Your task is to copy the listing exactly, with the pictures left out.

□ □ □

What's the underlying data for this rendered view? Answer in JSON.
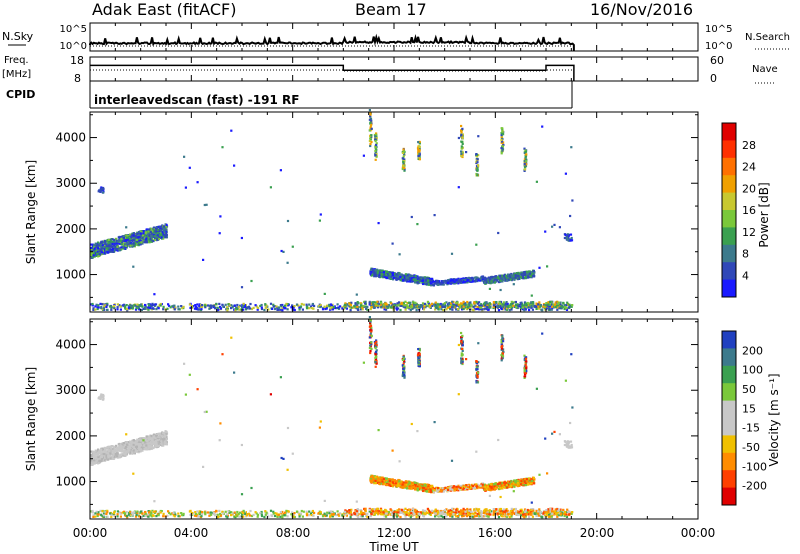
{
  "header": {
    "station": "Adak East (fitACF)",
    "beam": "Beam 17",
    "date": "16/Nov/2016"
  },
  "colors": {
    "scale_power": [
      "#1a1aff",
      "#3048b8",
      "#3c7a8c",
      "#3aa050",
      "#7ac83a",
      "#c8c830",
      "#f0a000",
      "#ff7000",
      "#ff3000",
      "#e00000"
    ],
    "scale_velocity": [
      "#e00000",
      "#ff4000",
      "#ff8c00",
      "#f0c000",
      "#c8c8c8",
      "#c8c8c8",
      "#7ac83a",
      "#3aa050",
      "#3c7a8c",
      "#2040c0"
    ]
  },
  "chart_data": [
    {
      "type": "line",
      "name_panel": "sky-noise-panel",
      "left_label": "N.Sky",
      "right_label": "N.Search",
      "yticks_left": [
        "10^5",
        "10^0"
      ],
      "yticks_right": [
        "10^5",
        "10^0"
      ],
      "xlim": [
        0,
        24
      ],
      "x_units": "hours UT"
    },
    {
      "type": "line",
      "name_panel": "frequency-panel",
      "left_label": "Freq.",
      "left_unit": "[MHz]",
      "right_label": "Nave",
      "yticks_left": [
        "18",
        "8"
      ],
      "yticks_right": [
        "60",
        "0"
      ],
      "ylim_left": [
        8,
        18
      ],
      "series": [
        {
          "name": "Freq.",
          "x": [
            0,
            10,
            10,
            18,
            18,
            19.1
          ],
          "values": [
            14.5,
            14.5,
            12.5,
            12.5,
            14.5,
            14.5
          ]
        }
      ]
    },
    {
      "type": "text",
      "name_panel": "cpid-panel",
      "left_label": "CPID",
      "text": "interleavedscan (fast) -191 RF"
    },
    {
      "type": "heatmap",
      "name_panel": "power-panel",
      "ylabel": "Slant Range [km]",
      "yticks": [
        "1000",
        "2000",
        "3000",
        "4000"
      ],
      "yvals": [
        1000,
        2000,
        3000,
        4000
      ],
      "ylim": [
        180,
        4560
      ],
      "xlim": [
        0,
        24
      ],
      "colorbar_label": "Power [dB]",
      "colorbar_ticks": [
        "4",
        "8",
        "12",
        "16",
        "20",
        "24",
        "28"
      ]
    },
    {
      "type": "heatmap",
      "name_panel": "velocity-panel",
      "ylabel": "Slant Range [km]",
      "yticks": [
        "1000",
        "2000",
        "3000",
        "4000"
      ],
      "yvals": [
        1000,
        2000,
        3000,
        4000
      ],
      "ylim": [
        180,
        4560
      ],
      "xlim": [
        0,
        24
      ],
      "xlabel": "Time UT",
      "xticks": [
        "00:00",
        "04:00",
        "08:00",
        "12:00",
        "16:00",
        "20:00",
        "00:00"
      ],
      "colorbar_label": "Velocity [m s⁻¹]",
      "colorbar_ticks": [
        "200",
        "100",
        "50",
        "15",
        "-15",
        "-50",
        "-100",
        "-200"
      ]
    }
  ]
}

□ □ □

### Solution
What's the underlying data for this rendered view? Answer in JSON.
{
  "header": {
    "station": "Adak East (fitACF)",
    "beam": "Beam 17",
    "date": "16/Nov/2016"
  },
  "colors": {
    "scale_power": [
      "#1a1aff",
      "#3048b8",
      "#3c7a8c",
      "#3aa050",
      "#7ac83a",
      "#c8c830",
      "#f0a000",
      "#ff7000",
      "#ff3000",
      "#e00000"
    ],
    "scale_velocity": [
      "#e00000",
      "#ff4000",
      "#ff8c00",
      "#f0c000",
      "#c8c8c8",
      "#c8c8c8",
      "#7ac83a",
      "#3aa050",
      "#3c7a8c",
      "#2040c0"
    ]
  },
  "chart_data": [
    {
      "type": "line",
      "name_panel": "sky-noise-panel",
      "left_label": "N.Sky",
      "right_label": "N.Search",
      "yticks_left": [
        "10^5",
        "10^0"
      ],
      "yticks_right": [
        "10^5",
        "10^0"
      ],
      "xlim": [
        0,
        24
      ],
      "x_units": "hours UT"
    },
    {
      "type": "line",
      "name_panel": "frequency-panel",
      "left_label": "Freq.",
      "left_unit": "[MHz]",
      "right_label": "Nave",
      "yticks_left": [
        "18",
        "8"
      ],
      "yticks_right": [
        "60",
        "0"
      ],
      "ylim_left": [
        8,
        18
      ],
      "series": [
        {
          "name": "Freq.",
          "x": [
            0,
            10,
            10,
            18,
            18,
            19.1
          ],
          "values": [
            14.5,
            14.5,
            12.5,
            12.5,
            14.5,
            14.5
          ]
        }
      ]
    },
    {
      "type": "text",
      "name_panel": "cpid-panel",
      "left_label": "CPID",
      "text": "interleavedscan (fast) -191 RF"
    },
    {
      "type": "heatmap",
      "name_panel": "power-panel",
      "ylabel": "Slant Range [km]",
      "yticks": [
        "1000",
        "2000",
        "3000",
        "4000"
      ],
      "yvals": [
        1000,
        2000,
        3000,
        4000
      ],
      "ylim": [
        180,
        4560
      ],
      "xlim": [
        0,
        24
      ],
      "colorbar_label": "Power [dB]",
      "colorbar_ticks": [
        "4",
        "8",
        "12",
        "16",
        "20",
        "24",
        "28"
      ]
    },
    {
      "type": "heatmap",
      "name_panel": "velocity-panel",
      "ylabel": "Slant Range [km]",
      "yticks": [
        "1000",
        "2000",
        "3000",
        "4000"
      ],
      "yvals": [
        1000,
        2000,
        3000,
        4000
      ],
      "ylim": [
        180,
        4560
      ],
      "xlim": [
        0,
        24
      ],
      "xlabel": "Time UT",
      "xticks": [
        "00:00",
        "04:00",
        "08:00",
        "12:00",
        "16:00",
        "20:00",
        "00:00"
      ],
      "colorbar_label": "Velocity [m s⁻¹]",
      "colorbar_ticks": [
        "200",
        "100",
        "50",
        "15",
        "-15",
        "-50",
        "-100",
        "-200"
      ]
    }
  ]
}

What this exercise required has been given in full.